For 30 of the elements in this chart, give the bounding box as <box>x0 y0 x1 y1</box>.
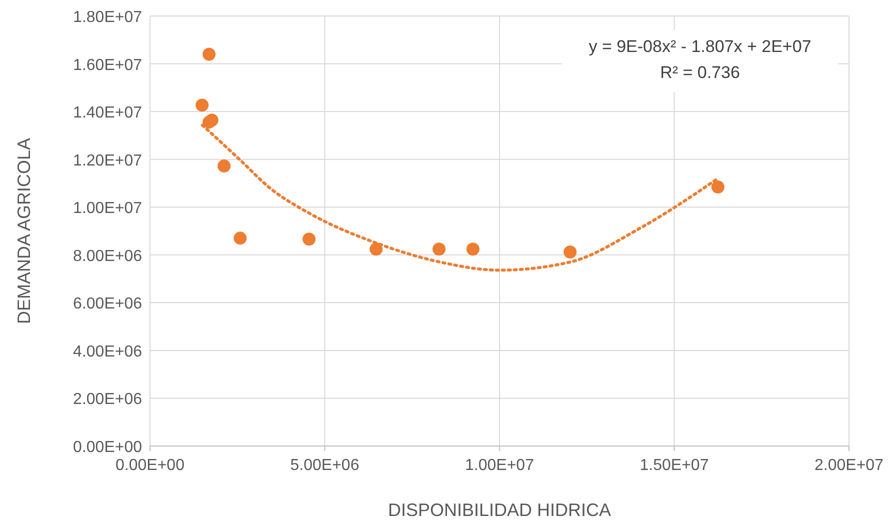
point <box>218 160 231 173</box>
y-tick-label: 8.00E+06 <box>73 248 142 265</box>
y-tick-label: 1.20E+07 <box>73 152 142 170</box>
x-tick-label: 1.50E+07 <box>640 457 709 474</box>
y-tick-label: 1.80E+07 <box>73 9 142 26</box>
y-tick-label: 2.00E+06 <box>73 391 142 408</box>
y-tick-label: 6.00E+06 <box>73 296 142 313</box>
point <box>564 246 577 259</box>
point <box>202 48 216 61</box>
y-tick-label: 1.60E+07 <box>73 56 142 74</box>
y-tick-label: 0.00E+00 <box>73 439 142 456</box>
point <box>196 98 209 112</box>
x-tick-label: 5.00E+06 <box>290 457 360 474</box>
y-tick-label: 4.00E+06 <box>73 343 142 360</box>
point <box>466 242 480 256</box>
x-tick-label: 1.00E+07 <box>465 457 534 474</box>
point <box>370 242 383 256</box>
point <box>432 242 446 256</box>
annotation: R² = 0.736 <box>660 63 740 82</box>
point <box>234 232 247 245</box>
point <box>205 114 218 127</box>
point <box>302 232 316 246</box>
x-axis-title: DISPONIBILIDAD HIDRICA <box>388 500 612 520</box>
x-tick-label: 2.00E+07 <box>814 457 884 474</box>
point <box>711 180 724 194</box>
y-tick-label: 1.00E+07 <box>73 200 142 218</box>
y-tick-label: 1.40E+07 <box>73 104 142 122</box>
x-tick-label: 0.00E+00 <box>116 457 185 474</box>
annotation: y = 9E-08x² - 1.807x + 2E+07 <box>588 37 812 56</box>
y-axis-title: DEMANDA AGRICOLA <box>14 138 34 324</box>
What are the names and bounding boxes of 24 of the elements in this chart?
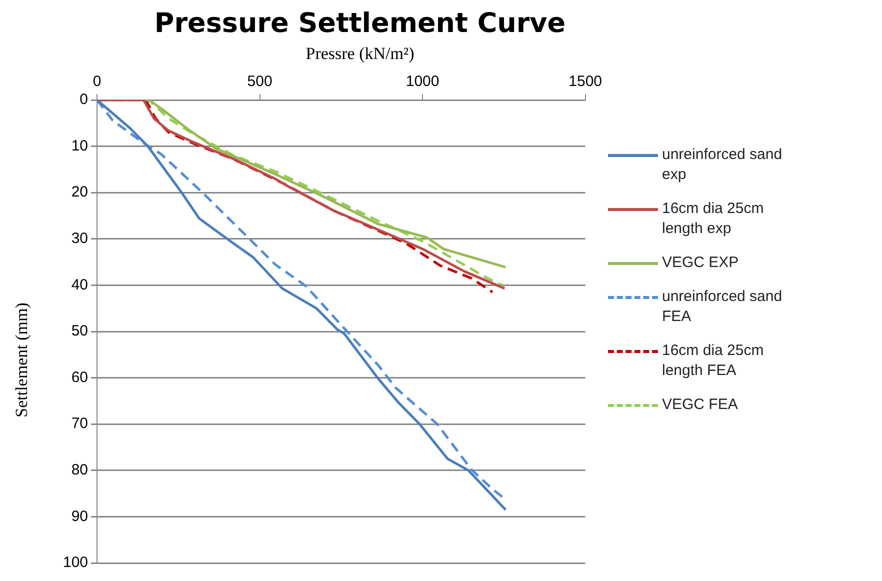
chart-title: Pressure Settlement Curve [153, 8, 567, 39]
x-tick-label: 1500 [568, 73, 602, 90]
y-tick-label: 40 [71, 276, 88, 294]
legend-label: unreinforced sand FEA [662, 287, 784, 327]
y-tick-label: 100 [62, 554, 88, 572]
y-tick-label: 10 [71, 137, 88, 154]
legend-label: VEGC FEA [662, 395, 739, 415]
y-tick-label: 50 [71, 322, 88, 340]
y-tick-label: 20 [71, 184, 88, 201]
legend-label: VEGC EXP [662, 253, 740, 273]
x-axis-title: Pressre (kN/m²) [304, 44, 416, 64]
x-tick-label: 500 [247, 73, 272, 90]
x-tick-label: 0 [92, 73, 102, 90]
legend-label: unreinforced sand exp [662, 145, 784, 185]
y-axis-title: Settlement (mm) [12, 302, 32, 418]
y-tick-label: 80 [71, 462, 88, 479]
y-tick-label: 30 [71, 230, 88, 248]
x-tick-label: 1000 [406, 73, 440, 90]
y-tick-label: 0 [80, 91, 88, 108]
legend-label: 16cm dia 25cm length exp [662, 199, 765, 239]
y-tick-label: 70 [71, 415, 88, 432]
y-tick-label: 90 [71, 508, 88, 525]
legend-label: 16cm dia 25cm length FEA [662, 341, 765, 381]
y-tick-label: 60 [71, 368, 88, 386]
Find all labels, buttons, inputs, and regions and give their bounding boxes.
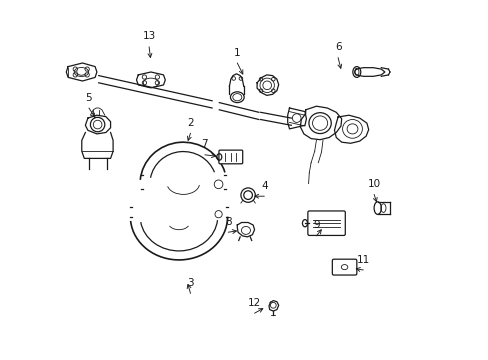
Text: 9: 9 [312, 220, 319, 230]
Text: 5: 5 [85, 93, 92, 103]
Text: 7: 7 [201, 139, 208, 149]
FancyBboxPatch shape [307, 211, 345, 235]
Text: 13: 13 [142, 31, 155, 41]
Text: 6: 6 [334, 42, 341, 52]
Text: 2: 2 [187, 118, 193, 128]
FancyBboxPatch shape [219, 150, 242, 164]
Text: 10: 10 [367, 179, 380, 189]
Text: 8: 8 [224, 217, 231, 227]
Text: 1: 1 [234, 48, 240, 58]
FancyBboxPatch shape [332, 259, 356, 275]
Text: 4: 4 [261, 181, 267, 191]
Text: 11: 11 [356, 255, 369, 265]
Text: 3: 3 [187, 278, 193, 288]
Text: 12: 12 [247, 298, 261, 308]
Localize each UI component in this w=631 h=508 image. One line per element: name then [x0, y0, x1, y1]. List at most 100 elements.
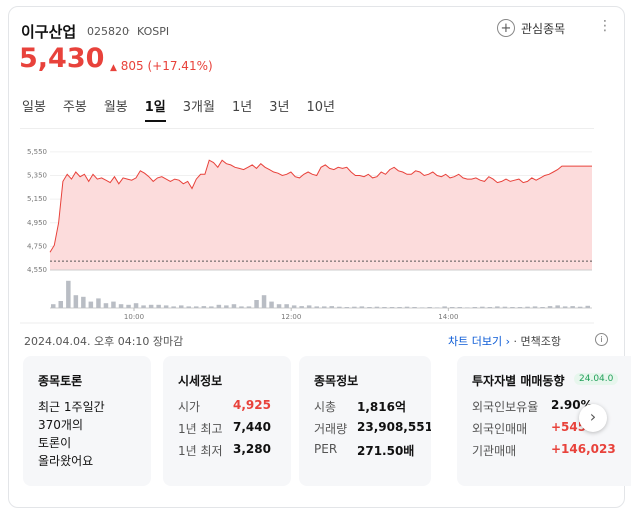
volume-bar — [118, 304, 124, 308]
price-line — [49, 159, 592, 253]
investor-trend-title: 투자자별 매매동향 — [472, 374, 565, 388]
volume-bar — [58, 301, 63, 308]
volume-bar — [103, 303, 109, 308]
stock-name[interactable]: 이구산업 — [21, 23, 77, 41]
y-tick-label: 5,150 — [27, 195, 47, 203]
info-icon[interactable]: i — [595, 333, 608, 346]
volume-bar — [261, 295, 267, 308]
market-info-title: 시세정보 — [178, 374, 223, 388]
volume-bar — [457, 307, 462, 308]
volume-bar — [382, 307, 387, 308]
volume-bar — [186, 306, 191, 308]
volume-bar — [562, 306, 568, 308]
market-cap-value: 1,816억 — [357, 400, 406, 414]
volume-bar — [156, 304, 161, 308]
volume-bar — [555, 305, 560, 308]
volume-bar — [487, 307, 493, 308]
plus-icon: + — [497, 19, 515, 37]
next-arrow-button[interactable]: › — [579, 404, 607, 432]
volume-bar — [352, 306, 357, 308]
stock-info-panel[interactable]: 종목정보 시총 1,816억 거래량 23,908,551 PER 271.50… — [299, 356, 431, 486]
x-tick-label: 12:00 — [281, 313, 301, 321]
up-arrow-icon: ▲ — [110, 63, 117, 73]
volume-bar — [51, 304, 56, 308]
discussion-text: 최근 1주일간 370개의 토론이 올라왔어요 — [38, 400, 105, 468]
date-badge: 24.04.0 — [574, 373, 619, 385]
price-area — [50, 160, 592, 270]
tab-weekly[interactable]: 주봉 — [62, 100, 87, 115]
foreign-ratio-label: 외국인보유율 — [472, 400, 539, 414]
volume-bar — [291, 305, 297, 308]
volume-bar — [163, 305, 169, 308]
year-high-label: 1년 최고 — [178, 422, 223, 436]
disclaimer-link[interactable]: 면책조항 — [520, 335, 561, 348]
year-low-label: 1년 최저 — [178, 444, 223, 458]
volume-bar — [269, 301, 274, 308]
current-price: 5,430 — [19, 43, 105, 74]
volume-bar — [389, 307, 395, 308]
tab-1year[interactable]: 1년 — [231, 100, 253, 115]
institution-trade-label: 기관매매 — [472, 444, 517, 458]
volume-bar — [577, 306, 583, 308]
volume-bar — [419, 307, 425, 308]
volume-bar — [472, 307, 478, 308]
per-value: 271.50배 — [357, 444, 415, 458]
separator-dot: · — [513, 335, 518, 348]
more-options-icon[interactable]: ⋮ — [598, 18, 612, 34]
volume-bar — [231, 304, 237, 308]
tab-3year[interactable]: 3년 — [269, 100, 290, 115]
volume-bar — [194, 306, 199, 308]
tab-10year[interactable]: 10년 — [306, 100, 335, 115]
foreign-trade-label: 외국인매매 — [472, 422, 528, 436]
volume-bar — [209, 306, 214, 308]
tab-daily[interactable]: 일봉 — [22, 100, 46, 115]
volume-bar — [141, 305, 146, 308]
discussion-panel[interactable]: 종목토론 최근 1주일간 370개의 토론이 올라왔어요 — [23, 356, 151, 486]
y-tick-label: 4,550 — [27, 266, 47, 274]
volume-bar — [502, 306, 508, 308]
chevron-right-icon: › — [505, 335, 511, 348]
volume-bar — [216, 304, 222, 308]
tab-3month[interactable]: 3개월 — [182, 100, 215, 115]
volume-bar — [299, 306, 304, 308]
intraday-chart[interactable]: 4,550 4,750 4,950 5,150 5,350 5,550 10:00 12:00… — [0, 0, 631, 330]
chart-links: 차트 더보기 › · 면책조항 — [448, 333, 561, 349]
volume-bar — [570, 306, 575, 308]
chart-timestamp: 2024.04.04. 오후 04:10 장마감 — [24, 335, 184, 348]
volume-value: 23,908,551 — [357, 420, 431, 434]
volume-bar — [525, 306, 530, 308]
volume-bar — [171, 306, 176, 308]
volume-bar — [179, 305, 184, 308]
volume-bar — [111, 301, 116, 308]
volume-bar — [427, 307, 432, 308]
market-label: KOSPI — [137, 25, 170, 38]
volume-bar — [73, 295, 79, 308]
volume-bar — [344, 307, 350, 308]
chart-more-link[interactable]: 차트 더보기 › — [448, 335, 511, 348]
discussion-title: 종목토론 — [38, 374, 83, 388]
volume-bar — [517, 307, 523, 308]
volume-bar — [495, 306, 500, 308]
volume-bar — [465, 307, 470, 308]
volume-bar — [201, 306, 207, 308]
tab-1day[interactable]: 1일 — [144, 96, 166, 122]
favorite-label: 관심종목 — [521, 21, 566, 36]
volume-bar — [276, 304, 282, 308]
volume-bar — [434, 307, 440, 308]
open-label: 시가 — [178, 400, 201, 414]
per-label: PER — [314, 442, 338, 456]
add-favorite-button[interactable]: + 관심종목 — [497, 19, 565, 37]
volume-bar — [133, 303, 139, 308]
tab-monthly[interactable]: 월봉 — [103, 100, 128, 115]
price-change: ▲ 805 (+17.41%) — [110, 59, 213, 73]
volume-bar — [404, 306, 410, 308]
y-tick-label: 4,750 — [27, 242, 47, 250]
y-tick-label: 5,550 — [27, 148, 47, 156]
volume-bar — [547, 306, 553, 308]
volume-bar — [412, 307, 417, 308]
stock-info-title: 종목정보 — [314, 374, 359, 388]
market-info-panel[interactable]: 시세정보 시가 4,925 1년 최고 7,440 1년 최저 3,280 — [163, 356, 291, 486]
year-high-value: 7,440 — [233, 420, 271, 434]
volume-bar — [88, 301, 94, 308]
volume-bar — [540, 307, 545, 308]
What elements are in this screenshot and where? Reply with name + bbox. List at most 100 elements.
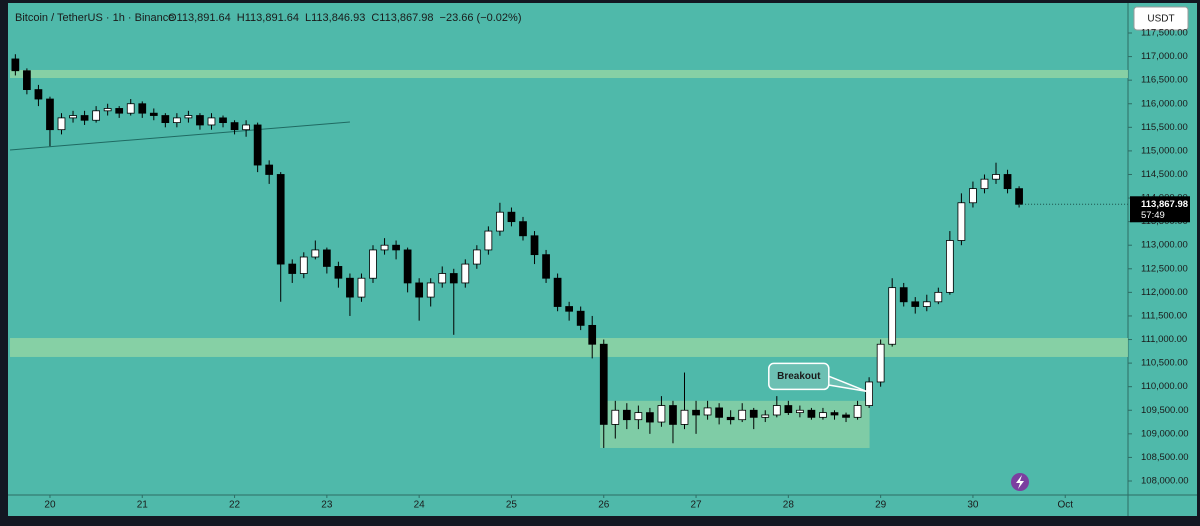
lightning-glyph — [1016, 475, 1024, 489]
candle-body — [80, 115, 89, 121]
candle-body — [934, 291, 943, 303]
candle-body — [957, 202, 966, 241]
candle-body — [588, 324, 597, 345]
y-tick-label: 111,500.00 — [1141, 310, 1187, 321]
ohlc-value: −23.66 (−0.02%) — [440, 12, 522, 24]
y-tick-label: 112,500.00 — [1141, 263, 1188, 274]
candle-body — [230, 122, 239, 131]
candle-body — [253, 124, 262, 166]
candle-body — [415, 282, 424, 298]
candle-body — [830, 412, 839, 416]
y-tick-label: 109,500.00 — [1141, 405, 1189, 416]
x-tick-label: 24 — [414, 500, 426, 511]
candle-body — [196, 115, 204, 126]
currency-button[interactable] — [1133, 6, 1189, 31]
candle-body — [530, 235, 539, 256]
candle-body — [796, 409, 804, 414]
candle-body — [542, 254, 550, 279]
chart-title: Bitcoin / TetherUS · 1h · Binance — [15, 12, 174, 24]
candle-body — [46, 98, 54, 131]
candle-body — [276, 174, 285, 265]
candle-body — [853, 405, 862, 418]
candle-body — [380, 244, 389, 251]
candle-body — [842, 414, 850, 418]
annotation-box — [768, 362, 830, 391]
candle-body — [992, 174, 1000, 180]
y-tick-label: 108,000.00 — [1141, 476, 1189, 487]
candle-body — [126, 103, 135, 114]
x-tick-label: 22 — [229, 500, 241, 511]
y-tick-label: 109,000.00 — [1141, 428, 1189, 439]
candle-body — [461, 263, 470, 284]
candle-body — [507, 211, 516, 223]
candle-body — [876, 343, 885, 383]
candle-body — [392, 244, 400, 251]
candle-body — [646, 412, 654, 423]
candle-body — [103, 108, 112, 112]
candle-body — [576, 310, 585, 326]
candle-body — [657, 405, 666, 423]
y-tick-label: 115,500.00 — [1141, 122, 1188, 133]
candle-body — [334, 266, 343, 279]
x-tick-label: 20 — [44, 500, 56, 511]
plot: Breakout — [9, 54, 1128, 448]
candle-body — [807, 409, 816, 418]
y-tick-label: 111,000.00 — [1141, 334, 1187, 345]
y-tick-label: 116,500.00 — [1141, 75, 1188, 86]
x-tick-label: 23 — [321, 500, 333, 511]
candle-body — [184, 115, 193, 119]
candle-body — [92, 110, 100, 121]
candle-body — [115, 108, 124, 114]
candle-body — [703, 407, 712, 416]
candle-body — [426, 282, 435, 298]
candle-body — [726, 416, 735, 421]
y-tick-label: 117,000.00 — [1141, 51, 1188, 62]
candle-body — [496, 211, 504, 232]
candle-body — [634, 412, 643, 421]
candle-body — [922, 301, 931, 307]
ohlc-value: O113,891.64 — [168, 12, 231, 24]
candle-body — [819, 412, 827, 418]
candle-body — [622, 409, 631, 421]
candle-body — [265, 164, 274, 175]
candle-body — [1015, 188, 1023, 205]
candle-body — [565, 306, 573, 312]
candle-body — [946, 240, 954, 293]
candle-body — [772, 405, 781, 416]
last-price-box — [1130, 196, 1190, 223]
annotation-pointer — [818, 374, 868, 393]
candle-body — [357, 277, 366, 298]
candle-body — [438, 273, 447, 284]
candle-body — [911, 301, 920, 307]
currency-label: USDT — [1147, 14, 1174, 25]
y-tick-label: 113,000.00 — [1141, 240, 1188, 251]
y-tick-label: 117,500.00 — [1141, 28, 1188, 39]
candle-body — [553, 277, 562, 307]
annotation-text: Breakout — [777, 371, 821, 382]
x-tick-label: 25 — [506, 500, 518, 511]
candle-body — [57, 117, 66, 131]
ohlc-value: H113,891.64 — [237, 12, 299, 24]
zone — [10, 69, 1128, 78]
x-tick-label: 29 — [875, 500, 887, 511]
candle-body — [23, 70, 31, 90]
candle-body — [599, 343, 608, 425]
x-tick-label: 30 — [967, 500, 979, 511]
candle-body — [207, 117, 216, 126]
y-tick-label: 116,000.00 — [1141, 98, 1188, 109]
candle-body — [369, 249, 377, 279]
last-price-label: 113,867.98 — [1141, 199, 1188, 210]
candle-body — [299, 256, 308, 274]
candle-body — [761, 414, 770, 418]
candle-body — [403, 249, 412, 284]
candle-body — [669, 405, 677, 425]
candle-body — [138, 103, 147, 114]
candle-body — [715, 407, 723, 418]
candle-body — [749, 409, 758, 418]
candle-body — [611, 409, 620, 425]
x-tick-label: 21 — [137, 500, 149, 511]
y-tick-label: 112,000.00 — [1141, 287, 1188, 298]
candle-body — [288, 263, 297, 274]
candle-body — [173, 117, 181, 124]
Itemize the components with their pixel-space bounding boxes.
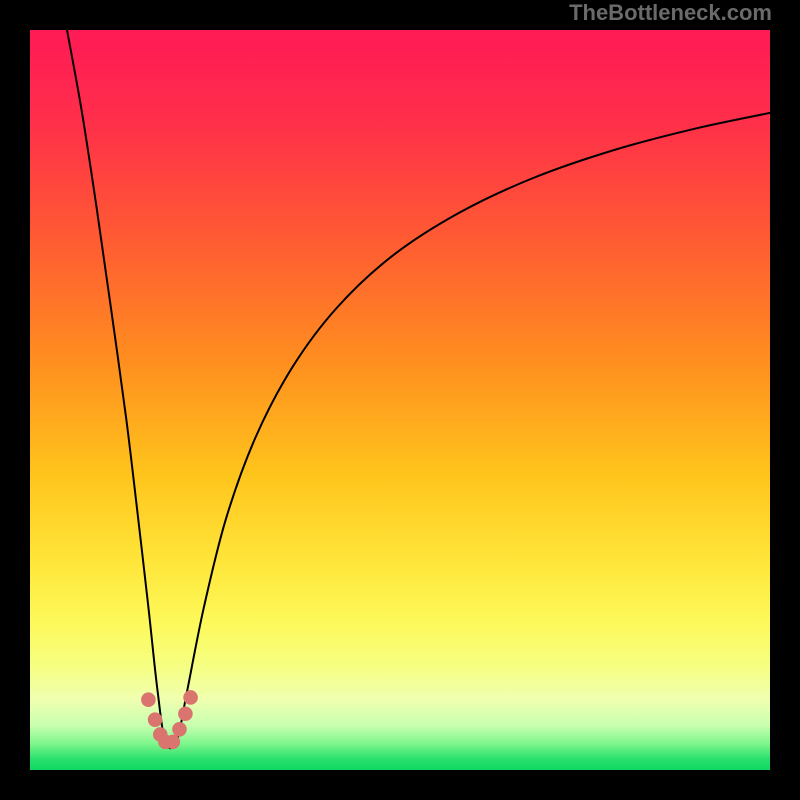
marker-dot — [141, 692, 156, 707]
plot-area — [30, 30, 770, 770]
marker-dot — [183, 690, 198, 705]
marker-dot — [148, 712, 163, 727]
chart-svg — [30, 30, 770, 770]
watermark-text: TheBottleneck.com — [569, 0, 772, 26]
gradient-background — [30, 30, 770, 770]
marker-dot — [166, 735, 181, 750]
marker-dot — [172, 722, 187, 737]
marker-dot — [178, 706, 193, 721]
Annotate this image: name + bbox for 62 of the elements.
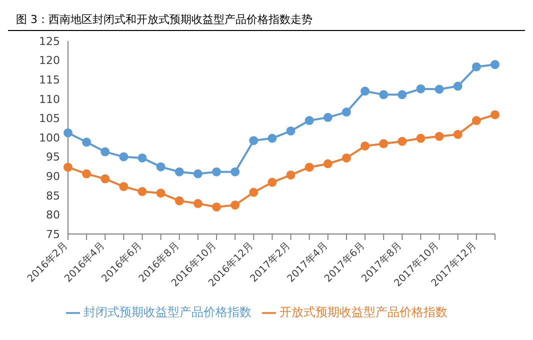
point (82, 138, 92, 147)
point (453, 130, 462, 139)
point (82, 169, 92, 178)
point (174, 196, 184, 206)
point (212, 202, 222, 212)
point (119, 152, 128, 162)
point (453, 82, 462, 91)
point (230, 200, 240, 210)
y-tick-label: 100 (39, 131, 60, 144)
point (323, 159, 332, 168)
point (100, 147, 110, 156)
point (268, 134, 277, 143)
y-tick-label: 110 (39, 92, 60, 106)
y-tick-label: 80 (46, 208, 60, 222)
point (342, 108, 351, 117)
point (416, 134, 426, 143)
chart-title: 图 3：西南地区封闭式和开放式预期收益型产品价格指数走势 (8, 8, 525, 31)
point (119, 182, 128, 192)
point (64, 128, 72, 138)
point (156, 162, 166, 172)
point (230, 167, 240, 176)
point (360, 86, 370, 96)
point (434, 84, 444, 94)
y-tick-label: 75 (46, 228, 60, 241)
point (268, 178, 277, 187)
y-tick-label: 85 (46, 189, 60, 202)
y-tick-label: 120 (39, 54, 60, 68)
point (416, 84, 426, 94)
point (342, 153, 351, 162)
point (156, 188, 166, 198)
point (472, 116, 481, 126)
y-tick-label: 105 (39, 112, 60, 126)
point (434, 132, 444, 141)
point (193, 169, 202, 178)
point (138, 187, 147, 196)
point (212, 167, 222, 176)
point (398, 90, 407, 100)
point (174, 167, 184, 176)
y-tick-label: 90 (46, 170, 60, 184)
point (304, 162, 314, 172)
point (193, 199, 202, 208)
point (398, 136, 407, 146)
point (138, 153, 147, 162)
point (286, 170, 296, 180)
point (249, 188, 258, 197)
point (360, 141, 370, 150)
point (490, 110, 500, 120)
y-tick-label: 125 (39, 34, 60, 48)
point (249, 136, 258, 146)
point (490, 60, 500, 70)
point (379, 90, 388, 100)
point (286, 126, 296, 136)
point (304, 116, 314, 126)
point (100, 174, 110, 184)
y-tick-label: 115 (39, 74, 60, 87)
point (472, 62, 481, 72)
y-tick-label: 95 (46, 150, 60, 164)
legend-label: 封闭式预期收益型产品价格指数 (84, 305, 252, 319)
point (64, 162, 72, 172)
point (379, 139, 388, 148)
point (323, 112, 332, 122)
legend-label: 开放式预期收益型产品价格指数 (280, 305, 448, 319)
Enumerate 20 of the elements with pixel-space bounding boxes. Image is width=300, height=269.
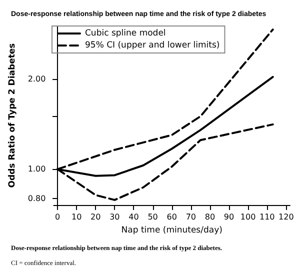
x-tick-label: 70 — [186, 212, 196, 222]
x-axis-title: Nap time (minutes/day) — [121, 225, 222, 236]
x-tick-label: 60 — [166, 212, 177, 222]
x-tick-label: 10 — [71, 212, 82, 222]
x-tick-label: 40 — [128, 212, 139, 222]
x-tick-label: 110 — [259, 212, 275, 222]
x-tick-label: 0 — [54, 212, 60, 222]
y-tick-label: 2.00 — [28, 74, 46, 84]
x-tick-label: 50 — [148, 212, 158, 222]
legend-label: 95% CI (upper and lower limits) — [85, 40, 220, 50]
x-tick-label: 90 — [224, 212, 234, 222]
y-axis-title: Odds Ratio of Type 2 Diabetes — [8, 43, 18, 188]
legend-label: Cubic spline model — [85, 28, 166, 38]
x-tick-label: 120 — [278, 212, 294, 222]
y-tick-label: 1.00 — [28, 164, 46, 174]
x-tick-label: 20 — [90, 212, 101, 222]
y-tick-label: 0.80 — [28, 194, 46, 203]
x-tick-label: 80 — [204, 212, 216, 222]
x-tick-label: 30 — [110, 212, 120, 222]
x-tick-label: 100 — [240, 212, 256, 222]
___
GIVEN REQUEST
Edit the stretch of the material from the line containing "point <box>218 160 231 173</box>" through the line containing "y-tick-label: 6.00E+06 <box>73" so that "vertical-axis-label" replaces "y-tick-label", leaving everything else unchanged, and return only those lines.

FULL ANSWER
point <box>218 160 231 173</box>
vertical-axis-label: 8.00E+06 <box>73 248 142 265</box>
vertical-axis-label: 1.20E+07 <box>73 152 142 170</box>
x-tick-label: 1.50E+07 <box>640 457 709 474</box>
vertical-axis-label: 1.80E+07 <box>73 9 142 26</box>
vertical-axis-label: 2.00E+06 <box>73 391 142 408</box>
vertical-axis-label: 6.00E+06 <box>73 296 142 313</box>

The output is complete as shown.